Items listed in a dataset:
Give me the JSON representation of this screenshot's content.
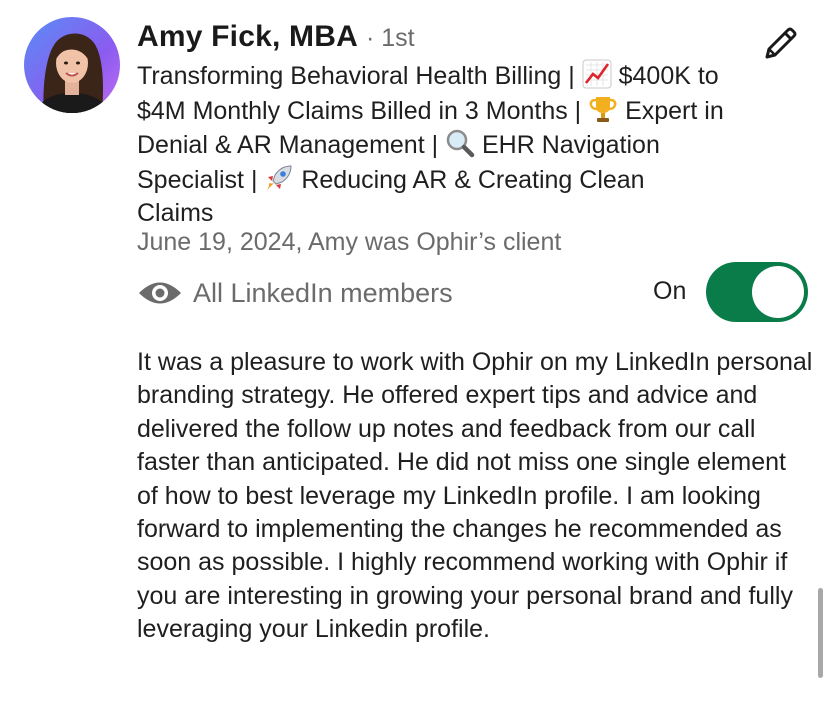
{
  "recommendation": {
    "author_name": "Amy Fick, MBA",
    "degree": "· 1st",
    "headline_parts": [
      "Transforming Behavioral Health Billing | ",
      " $400K to $4M Monthly Claims Billed in 3 Months | ",
      " Expert in Denial & AR Management | ",
      " EHR Navigation Specialist | ",
      " Reducing AR & Creating Clean Claims"
    ],
    "headline_icons": [
      "chart-increasing-emoji",
      "trophy-emoji",
      "magnifying-glass-emoji",
      "rocket-emoji"
    ],
    "date_relation": "June 19, 2024, Amy was Ophir’s client",
    "visibility_label": "All LinkedIn members",
    "toggle_label": "On",
    "toggle_state": true,
    "body": "It was a pleasure to work with Ophir on my LinkedIn personal branding strategy. He offered expert tips and advice and delivered the follow up notes and feedback from our call faster than anticipated. He did not miss one single element of how to best leverage my LinkedIn profile. I am looking forward to implementing the changes he recommended as soon as possible. I highly recommend working with Ophir if you are interesting in growing your personal brand and fully leveraging your Linkedin profile."
  },
  "icons": {
    "edit": "pencil-icon",
    "visibility": "eye-icon"
  },
  "colors": {
    "toggle_on": "#0a7c4a",
    "secondary_text": "#6b6b6b",
    "primary_text": "#1f1f1f",
    "avatar_background": "#7b5cf0"
  }
}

**WHAT TO PRODUCE**.
Your answer should be a single number: the count of lines in the entries that contain the word "LinkedIn".

**RESULT OF THE EXERCISE**.
2